## Aim of the task
Pull every line containing the word "source" from the records.

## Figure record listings
....

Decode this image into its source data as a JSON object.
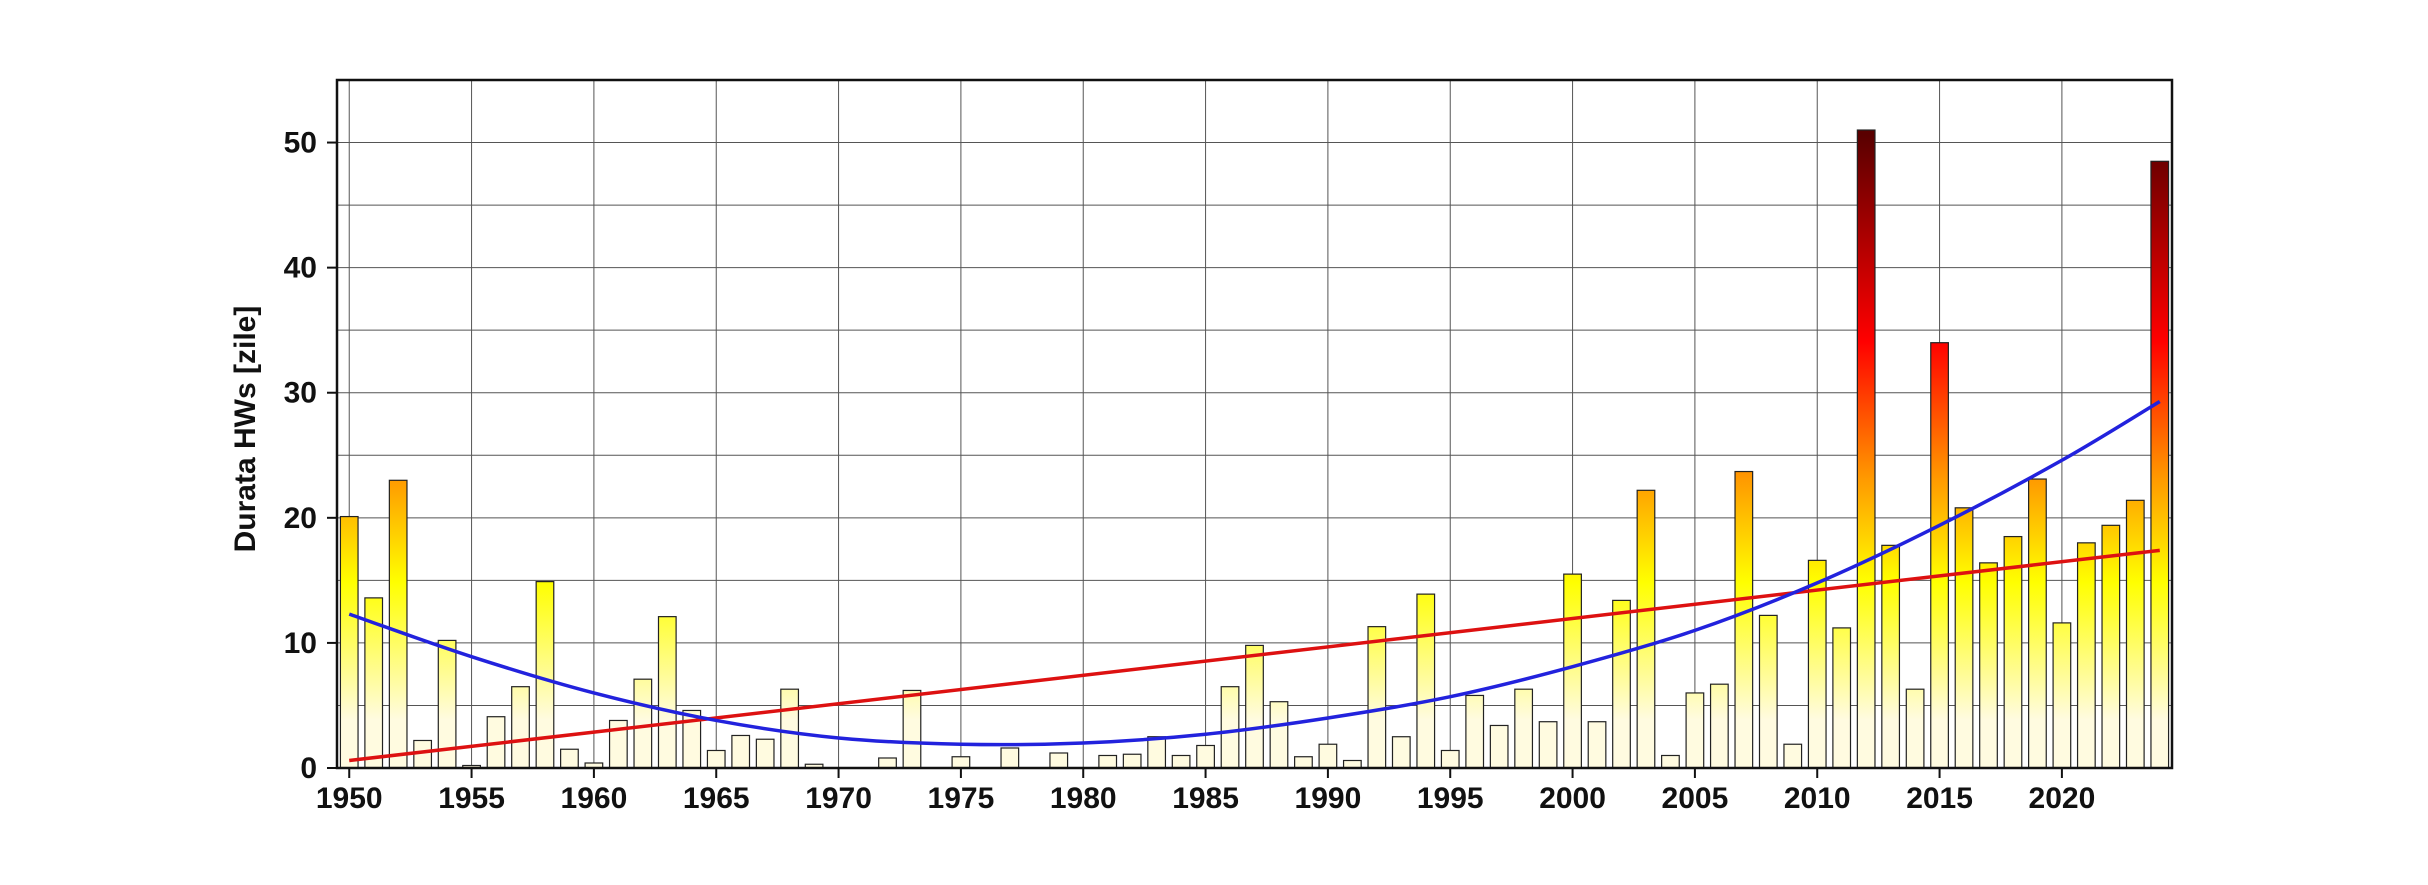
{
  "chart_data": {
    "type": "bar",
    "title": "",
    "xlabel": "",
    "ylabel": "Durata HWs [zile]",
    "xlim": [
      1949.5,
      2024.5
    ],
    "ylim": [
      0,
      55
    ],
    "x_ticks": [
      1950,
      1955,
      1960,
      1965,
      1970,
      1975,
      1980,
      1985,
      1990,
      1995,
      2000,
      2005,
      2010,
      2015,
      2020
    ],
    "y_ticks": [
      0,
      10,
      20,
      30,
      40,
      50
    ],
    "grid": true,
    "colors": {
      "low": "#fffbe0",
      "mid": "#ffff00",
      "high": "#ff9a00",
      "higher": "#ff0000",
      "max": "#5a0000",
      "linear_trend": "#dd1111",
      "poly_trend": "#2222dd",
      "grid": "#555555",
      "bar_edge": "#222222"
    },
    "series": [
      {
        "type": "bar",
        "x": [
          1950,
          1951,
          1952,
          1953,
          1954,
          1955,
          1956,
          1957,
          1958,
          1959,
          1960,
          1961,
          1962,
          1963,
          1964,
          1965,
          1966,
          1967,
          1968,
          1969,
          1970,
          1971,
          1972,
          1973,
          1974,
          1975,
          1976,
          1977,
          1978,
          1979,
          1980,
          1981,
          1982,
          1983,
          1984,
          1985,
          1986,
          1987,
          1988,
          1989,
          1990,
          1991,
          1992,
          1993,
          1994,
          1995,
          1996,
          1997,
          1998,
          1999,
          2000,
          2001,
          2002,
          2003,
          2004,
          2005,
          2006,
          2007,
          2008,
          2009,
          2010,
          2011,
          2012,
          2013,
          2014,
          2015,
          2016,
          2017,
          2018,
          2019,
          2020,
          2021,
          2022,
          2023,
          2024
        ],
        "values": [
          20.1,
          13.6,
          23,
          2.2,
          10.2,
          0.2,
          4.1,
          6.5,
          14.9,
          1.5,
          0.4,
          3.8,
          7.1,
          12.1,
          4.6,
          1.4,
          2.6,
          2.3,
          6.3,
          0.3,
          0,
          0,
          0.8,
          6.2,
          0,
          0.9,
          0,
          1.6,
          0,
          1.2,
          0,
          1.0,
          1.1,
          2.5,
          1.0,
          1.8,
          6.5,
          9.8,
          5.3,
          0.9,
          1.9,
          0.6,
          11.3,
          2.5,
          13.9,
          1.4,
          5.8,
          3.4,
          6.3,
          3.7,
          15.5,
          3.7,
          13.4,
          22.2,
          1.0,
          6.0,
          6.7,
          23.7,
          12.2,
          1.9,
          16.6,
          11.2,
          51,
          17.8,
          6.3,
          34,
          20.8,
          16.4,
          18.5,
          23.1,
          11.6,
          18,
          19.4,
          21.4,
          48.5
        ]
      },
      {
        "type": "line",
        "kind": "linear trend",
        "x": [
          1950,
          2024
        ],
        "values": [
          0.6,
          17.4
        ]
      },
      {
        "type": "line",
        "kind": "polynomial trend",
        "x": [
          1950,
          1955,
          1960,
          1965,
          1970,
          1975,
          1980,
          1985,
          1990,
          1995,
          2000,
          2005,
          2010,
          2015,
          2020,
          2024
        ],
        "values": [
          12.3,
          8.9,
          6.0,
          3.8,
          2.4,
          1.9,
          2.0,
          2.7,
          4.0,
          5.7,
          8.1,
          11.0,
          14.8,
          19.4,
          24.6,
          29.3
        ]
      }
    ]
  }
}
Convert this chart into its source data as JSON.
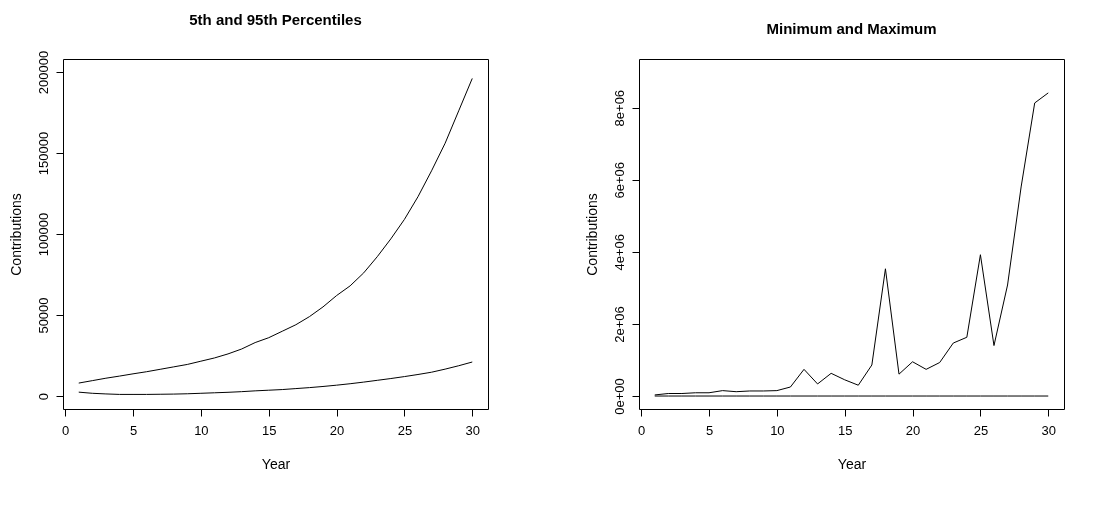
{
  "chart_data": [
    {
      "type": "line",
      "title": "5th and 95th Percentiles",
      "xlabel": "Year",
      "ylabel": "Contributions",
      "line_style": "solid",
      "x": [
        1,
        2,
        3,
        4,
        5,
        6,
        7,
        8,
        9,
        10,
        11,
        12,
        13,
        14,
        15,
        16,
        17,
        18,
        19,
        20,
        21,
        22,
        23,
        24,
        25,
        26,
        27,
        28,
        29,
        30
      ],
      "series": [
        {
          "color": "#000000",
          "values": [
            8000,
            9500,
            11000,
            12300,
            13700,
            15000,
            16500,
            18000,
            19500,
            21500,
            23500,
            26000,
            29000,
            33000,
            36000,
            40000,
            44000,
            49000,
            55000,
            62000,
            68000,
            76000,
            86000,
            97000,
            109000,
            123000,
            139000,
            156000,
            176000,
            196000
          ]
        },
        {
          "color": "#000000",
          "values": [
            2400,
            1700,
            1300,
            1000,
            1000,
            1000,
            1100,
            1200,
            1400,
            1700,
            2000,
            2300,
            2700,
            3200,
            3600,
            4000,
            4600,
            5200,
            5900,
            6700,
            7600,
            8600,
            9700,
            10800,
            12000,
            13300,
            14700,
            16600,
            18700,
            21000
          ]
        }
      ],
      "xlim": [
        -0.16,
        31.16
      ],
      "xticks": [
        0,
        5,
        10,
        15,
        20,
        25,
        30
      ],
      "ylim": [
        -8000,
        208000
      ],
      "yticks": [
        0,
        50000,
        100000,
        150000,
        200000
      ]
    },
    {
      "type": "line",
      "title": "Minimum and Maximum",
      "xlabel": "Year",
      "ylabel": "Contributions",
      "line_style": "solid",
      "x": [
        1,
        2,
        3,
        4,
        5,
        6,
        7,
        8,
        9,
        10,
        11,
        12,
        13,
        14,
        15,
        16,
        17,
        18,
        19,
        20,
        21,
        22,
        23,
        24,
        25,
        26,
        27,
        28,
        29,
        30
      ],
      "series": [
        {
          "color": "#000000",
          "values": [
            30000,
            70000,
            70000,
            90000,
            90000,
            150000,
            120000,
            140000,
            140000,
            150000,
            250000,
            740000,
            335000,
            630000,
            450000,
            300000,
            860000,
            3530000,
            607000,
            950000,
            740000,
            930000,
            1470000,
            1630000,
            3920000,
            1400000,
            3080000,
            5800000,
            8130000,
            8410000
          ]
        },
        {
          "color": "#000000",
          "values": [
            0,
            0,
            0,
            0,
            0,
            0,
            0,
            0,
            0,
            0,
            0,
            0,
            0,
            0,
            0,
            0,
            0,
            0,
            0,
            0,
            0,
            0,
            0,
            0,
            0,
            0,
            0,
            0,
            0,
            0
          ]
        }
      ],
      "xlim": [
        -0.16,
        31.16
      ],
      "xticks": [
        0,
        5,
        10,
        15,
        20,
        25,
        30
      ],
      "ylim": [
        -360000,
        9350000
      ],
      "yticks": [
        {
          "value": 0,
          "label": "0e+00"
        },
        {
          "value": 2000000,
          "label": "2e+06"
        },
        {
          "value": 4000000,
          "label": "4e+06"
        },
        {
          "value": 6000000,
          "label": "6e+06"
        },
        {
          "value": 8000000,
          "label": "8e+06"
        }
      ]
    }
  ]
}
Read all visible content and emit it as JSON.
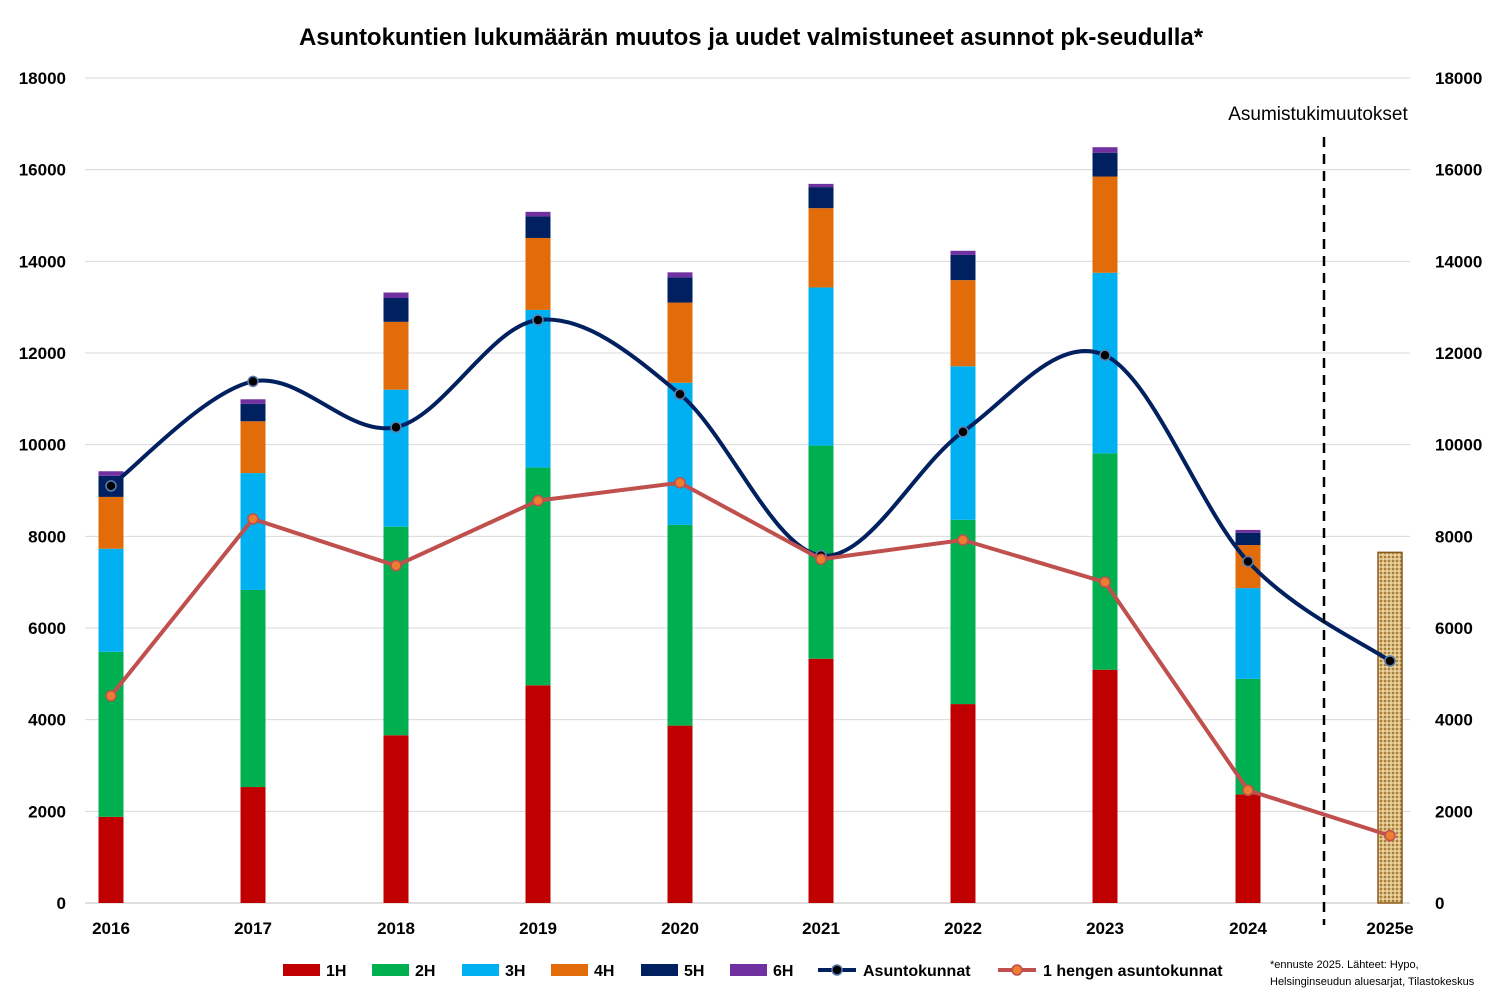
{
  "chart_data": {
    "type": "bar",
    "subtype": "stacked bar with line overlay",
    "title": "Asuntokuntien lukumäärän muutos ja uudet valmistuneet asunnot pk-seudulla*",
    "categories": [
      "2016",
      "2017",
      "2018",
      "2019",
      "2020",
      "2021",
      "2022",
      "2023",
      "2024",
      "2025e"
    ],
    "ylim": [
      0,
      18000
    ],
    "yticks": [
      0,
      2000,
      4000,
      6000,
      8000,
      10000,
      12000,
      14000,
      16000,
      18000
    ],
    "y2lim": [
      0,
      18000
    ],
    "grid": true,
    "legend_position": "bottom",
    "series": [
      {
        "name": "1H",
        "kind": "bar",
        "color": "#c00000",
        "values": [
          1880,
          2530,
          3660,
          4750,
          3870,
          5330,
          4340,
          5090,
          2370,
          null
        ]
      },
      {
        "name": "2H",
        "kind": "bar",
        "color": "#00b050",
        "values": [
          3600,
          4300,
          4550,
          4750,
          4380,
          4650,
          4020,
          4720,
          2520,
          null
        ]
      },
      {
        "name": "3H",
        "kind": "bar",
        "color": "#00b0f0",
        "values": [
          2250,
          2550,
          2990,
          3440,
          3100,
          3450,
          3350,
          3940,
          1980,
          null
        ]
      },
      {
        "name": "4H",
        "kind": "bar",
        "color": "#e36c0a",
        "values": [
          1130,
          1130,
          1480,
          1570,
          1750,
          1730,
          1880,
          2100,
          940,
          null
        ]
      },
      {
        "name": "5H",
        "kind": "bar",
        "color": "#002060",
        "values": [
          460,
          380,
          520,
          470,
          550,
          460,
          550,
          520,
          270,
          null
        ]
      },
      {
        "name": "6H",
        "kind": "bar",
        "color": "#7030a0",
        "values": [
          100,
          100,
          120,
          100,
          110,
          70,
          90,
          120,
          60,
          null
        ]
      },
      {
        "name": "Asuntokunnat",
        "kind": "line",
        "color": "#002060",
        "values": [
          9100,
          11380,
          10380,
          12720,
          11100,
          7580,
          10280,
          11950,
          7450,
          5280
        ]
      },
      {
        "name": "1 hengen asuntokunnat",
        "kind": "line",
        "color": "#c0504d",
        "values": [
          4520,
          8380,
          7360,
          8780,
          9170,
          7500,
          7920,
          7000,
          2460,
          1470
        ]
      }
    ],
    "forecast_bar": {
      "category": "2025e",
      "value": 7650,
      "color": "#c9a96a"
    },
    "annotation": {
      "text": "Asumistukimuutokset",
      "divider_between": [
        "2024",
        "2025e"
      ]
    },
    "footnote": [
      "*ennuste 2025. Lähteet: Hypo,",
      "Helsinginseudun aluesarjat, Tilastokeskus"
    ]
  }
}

....

## Written answer
Decode this image into its source data as a JSON object.
Convert this chart into its source data as JSON.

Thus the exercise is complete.